╔══
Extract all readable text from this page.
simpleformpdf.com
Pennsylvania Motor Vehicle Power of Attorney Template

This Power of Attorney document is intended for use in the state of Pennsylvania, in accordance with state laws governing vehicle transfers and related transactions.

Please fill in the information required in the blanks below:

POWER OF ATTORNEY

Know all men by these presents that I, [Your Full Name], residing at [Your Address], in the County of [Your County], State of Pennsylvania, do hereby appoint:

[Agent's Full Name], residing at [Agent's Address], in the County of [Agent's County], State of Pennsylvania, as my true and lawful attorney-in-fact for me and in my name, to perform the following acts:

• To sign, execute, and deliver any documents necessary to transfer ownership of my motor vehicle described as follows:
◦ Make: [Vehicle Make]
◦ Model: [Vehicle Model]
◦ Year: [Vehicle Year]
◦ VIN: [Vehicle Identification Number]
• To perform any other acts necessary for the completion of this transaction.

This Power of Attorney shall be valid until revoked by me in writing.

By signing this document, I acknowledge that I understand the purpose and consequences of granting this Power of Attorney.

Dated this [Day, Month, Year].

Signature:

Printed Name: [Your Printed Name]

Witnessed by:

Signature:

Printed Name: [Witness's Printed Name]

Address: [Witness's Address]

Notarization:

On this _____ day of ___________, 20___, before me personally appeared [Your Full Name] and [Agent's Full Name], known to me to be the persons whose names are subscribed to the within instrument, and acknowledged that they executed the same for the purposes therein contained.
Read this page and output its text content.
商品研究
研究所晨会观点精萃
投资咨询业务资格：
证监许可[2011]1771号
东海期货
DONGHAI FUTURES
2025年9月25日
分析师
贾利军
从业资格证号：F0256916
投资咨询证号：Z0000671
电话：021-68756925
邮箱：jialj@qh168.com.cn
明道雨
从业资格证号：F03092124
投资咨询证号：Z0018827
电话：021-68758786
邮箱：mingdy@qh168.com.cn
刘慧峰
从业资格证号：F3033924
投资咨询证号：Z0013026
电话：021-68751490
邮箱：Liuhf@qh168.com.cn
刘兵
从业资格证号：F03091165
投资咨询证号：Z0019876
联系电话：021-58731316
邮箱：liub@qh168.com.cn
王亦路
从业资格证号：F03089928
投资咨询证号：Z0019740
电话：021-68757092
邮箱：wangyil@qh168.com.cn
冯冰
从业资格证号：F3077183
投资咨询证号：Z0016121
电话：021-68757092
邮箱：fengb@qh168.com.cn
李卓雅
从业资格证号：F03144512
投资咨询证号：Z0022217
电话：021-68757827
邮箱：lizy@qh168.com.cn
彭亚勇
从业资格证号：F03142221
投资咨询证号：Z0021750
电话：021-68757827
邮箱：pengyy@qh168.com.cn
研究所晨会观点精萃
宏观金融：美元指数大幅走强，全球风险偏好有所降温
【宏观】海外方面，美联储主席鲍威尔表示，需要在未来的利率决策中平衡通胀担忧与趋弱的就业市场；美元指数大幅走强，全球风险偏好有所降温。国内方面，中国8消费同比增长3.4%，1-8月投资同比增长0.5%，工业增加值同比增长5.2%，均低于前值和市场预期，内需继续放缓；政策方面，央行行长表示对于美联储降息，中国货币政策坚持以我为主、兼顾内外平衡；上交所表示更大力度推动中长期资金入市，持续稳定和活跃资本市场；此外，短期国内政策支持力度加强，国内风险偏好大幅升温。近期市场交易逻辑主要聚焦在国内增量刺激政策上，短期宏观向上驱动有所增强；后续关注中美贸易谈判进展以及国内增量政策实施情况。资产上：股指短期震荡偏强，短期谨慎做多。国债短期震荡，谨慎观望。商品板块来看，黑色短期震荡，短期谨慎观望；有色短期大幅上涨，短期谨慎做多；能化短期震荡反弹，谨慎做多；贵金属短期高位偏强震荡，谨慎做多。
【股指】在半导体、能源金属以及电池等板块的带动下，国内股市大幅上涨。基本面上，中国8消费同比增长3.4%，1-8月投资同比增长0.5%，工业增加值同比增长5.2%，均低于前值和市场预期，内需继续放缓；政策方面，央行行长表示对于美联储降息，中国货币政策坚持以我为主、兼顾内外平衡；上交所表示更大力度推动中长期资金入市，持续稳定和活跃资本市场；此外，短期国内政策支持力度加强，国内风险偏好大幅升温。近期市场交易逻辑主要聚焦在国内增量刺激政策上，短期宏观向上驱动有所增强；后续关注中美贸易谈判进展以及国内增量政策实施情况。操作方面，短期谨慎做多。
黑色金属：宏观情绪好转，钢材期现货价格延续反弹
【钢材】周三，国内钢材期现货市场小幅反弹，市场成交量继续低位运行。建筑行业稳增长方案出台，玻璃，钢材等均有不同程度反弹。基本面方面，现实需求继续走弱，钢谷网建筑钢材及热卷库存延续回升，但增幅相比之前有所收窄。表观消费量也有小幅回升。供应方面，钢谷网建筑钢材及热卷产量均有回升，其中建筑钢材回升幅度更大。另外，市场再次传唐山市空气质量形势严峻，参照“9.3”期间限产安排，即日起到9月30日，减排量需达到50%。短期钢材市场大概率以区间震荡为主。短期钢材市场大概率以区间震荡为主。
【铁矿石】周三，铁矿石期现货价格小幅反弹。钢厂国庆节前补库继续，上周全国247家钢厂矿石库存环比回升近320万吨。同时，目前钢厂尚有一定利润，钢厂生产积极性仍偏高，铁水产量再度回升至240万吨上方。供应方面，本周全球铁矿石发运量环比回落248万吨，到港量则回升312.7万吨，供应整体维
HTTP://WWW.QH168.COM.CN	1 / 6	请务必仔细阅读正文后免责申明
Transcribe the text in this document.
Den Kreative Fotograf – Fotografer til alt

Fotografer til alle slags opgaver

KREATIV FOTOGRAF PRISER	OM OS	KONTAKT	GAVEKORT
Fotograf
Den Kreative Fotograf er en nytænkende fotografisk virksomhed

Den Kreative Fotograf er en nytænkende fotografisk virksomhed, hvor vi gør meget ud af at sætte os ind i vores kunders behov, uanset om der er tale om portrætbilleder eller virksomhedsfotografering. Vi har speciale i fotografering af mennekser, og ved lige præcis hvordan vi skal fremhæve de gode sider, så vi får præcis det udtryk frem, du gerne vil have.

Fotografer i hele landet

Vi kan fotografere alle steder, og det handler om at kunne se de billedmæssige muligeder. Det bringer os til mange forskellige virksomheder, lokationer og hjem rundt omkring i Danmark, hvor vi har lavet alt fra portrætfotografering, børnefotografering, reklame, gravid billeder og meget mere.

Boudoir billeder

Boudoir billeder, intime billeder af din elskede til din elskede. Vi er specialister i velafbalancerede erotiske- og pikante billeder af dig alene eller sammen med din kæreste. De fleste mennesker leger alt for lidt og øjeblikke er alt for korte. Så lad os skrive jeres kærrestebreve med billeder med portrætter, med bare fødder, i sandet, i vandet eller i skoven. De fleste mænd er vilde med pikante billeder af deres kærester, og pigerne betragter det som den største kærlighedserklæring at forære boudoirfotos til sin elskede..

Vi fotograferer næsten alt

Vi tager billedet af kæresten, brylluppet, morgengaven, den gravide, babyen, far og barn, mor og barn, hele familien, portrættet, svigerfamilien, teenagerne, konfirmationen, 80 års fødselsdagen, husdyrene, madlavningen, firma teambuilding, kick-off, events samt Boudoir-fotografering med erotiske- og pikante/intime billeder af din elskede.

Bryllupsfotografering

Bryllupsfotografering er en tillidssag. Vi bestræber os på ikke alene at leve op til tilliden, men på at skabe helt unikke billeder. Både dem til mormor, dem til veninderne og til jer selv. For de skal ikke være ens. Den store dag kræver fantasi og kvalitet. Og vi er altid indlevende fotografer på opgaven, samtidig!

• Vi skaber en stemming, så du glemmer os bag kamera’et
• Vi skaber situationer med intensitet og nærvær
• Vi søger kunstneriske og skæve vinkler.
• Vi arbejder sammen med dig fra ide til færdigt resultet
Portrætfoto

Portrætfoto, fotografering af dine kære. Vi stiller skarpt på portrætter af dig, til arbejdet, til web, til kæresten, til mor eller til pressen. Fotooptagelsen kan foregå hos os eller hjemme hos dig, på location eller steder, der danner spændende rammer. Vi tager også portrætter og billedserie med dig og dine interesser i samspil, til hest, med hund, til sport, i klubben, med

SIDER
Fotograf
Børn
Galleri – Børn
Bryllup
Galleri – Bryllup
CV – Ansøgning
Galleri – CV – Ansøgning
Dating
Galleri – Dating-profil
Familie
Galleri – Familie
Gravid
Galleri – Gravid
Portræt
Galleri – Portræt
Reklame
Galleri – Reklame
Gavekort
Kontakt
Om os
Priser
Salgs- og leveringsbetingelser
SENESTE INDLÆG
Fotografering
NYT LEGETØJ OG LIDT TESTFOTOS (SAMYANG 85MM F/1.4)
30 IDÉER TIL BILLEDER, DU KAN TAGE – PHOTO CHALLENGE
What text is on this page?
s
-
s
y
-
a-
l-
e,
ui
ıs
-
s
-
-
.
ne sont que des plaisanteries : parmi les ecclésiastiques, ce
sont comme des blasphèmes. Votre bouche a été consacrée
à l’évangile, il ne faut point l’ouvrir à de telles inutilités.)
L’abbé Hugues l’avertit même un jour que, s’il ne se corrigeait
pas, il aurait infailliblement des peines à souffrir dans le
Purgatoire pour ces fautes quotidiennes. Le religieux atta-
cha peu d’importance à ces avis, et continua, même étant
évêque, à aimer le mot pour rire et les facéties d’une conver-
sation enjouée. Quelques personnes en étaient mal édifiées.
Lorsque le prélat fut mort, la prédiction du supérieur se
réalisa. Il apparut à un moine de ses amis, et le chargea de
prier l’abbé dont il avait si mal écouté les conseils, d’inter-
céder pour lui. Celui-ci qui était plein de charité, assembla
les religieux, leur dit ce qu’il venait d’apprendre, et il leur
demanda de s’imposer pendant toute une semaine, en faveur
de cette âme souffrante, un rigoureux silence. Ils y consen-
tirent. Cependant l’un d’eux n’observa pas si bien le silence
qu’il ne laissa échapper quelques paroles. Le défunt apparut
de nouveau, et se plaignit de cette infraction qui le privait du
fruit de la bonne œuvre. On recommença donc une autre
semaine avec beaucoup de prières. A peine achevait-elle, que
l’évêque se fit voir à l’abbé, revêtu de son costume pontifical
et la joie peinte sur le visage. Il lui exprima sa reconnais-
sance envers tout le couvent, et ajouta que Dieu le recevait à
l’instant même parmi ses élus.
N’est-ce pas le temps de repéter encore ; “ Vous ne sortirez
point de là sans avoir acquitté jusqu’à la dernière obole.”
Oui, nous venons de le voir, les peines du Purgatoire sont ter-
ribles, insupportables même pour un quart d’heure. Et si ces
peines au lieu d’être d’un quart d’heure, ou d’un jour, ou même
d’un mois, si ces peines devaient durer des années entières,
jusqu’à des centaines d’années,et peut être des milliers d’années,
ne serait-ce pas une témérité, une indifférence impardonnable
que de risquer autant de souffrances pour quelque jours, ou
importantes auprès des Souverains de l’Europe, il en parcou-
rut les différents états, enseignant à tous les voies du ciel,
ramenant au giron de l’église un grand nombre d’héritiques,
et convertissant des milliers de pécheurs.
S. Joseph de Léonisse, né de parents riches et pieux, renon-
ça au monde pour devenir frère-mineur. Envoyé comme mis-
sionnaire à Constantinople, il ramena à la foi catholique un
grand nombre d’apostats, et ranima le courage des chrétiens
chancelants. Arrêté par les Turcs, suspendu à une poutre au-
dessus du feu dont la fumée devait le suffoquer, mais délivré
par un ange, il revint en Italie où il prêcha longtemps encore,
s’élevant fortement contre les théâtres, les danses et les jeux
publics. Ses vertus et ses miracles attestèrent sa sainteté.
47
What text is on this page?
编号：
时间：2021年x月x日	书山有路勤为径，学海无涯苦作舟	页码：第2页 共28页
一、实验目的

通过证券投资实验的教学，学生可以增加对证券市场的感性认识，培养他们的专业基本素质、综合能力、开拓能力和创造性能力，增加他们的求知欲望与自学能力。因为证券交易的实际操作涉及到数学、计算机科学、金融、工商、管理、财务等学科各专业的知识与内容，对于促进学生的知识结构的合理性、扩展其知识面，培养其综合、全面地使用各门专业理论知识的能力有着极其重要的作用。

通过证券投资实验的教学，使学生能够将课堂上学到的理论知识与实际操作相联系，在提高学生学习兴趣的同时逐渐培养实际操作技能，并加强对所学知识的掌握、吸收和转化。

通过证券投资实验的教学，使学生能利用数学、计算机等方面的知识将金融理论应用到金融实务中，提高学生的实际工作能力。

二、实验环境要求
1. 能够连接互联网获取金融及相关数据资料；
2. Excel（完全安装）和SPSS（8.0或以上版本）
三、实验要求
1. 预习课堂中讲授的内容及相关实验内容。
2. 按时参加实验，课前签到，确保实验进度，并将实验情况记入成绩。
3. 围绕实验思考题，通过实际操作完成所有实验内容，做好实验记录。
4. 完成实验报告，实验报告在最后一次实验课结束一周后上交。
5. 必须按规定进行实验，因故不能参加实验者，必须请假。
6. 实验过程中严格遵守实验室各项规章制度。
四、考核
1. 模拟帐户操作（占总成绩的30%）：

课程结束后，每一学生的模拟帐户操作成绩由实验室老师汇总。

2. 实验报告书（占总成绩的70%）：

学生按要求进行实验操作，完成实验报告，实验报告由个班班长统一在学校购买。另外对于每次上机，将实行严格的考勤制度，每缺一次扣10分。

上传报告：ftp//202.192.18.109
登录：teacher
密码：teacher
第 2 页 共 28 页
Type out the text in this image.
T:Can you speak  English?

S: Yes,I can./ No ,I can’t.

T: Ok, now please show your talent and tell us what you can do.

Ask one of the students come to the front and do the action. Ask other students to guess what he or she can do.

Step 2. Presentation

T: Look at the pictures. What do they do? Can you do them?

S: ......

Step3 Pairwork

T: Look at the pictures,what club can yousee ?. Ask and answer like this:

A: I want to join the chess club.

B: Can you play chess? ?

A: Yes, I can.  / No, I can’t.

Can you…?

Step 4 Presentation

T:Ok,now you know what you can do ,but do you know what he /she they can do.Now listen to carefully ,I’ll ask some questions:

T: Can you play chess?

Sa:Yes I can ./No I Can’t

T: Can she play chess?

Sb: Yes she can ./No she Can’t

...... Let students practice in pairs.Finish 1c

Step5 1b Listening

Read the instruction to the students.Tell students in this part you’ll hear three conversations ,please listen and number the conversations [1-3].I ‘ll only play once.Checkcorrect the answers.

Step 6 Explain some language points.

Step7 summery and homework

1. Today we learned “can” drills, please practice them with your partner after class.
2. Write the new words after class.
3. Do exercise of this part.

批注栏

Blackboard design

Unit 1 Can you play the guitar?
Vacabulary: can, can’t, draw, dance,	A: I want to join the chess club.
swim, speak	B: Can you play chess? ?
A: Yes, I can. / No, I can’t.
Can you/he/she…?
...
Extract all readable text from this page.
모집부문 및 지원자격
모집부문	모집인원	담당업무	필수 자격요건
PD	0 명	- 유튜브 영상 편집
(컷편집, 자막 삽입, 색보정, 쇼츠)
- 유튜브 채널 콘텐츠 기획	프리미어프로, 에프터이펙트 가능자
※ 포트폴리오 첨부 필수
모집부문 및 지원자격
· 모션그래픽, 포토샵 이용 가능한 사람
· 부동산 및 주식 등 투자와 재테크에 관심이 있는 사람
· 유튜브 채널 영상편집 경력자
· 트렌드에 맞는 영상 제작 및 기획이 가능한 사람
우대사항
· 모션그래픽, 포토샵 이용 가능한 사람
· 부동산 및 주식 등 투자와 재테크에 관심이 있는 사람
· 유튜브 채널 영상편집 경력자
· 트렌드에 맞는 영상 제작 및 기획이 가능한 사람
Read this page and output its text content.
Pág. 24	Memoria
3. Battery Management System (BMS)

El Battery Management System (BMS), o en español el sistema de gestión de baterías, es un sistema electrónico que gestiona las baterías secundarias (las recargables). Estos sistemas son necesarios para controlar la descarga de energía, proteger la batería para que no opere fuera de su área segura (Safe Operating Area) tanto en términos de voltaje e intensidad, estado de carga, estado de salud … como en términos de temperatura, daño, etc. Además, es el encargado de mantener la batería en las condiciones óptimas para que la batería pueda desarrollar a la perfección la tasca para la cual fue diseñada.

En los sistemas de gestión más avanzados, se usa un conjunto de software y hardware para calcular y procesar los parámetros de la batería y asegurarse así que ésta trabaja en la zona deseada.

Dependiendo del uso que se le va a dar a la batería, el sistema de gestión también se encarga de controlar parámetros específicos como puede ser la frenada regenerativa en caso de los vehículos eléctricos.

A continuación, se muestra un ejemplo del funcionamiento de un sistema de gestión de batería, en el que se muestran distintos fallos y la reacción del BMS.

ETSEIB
╚══
## TASK DIRECTIONS
Return every line above in which the string "Boudoir" occurs.

## OUTPUT FOR THIS EXERCISE
Boudoir billeder
Boudoir billeder, intime billeder af din elskede til din elskede. Vi er specialister i velafbalancerede erotiske- og pikante billeder af dig alene eller sammen med din kæreste. De fleste mennesker leger alt for lidt og øjeblikke er alt for korte. Så lad os skrive jeres kærrestebreve med billeder med portrætter, med bare fødder, i sandet, i vandet eller i skoven. De fleste mænd er vilde med pikante billeder af deres kærester, og pigerne betragter det som den største kærlighedserklæring at forære boudoirfotos til sin elskede..
Vi tager billedet af kæresten, brylluppet, morgengaven, den gravide, babyen, far og barn, mor og barn, hele familien, portrættet, svigerfamilien, teenagerne, konfirmationen, 80 års fødselsdagen, husdyrene, madlavningen, firma teambuilding, kick-off, events samt Boudoir-fotografering med erotiske- og pikante/intime billeder af din elskede.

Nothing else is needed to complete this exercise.